- _THE PROBLEM_
Print all the data, keeping every line exactly as it is.

- _INPUT FOR THIS TASK_
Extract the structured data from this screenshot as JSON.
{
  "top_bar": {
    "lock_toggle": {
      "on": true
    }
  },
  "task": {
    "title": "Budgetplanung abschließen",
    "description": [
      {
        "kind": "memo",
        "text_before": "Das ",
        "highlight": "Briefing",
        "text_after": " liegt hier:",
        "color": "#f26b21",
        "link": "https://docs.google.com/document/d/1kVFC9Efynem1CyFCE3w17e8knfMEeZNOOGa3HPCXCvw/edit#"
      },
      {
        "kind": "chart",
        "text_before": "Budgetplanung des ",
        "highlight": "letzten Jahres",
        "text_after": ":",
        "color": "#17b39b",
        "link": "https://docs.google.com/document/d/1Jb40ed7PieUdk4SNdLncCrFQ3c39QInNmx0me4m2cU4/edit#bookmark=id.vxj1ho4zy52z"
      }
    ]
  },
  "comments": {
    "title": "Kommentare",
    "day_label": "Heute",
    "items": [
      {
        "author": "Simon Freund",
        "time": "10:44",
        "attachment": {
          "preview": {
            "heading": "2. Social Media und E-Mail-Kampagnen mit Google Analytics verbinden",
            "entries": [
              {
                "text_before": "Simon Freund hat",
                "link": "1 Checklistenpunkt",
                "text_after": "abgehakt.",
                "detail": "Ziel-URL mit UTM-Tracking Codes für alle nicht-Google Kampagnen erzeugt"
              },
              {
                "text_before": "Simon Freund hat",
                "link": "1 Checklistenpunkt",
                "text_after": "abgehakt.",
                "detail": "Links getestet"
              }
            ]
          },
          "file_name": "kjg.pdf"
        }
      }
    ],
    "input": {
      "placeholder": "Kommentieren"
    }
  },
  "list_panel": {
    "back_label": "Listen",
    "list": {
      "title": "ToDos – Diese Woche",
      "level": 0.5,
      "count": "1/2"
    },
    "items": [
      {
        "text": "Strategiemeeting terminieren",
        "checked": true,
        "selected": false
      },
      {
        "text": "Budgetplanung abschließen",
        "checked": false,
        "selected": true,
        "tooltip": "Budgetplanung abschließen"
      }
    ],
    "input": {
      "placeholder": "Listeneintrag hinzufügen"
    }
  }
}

- _EXERCISE OUTPUT_
Extract the structured data from this screenshot as JSON.
{
  "top_bar": {
    "lock_toggle": {
      "on": true
    }
  },
  "task": {
    "title": "Budgetplanung abschließen",
    "description": [
      {
        "kind": "memo",
        "text_before": "Das ",
        "highlight": "Briefing",
        "text_after": " liegt hier:",
        "color": "#f26b21",
        "link": "https://docs.google.com/document/d/1kVFC9Efynem1CyFCE3w17e8knfMEeZNOOGa3HPCXCvw/edit#"
      },
      {
        "kind": "chart",
        "text_before": "Budgetplanung des ",
        "highlight": "letzten Jahres",
        "text_after": ":",
        "color": "#17b39b",
        "link": "https://docs.google.com/document/d/1Jb40ed7PieUdk4SNdLncCrFQ3c39QInNmx0me4m2cU4/edit#bookmark=id.vxj1ho4zy52z"
      }
    ]
  },
  "comments": {
    "title": "Kommentare",
    "day_label": "Heute",
    "items": [
      {
        "author": "Simon Freund",
        "time": "10:44",
        "attachment": {
          "preview": {
            "heading": "2. Social Media und E-Mail-Kampagnen mit Google Analytics verbinden",
            "entries": [
              {
                "text_before": "Simon Freund hat",
                "link": "1 Checklistenpunkt",
                "text_after": "abgehakt.",
                "detail": "Ziel-URL mit UTM-Tracking Codes für alle nicht-Google Kampagnen erzeugt"
              },
              {
                "text_before": "Simon Freund hat",
                "link": "1 Checklistenpunkt",
                "text_after": "abgehakt.",
                "detail": "Links getestet"
              }
            ]
          },
          "file_name": "kjg.pdf"
        }
      }
    ],
    "input": {
      "placeholder": "Kommentieren"
    }
  },
  "list_panel": {
    "back_label": "Listen",
    "list": {
      "title": "ToDos – Diese Woche",
      "level": 0.5,
      "count": "1/2"
    },
    "items": [
      {
        "text": "Strategiemeeting terminieren",
        "checked": true,
        "selected": false
      },
      {
        "text": "Budgetplanung abschließen",
        "checked": false,
        "selected": true,
        "tooltip": "Budgetplanung abschließen"
      }
    ],
    "input": {
      "placeholder": "Listeneintrag hinzufügen"
    }
  }
}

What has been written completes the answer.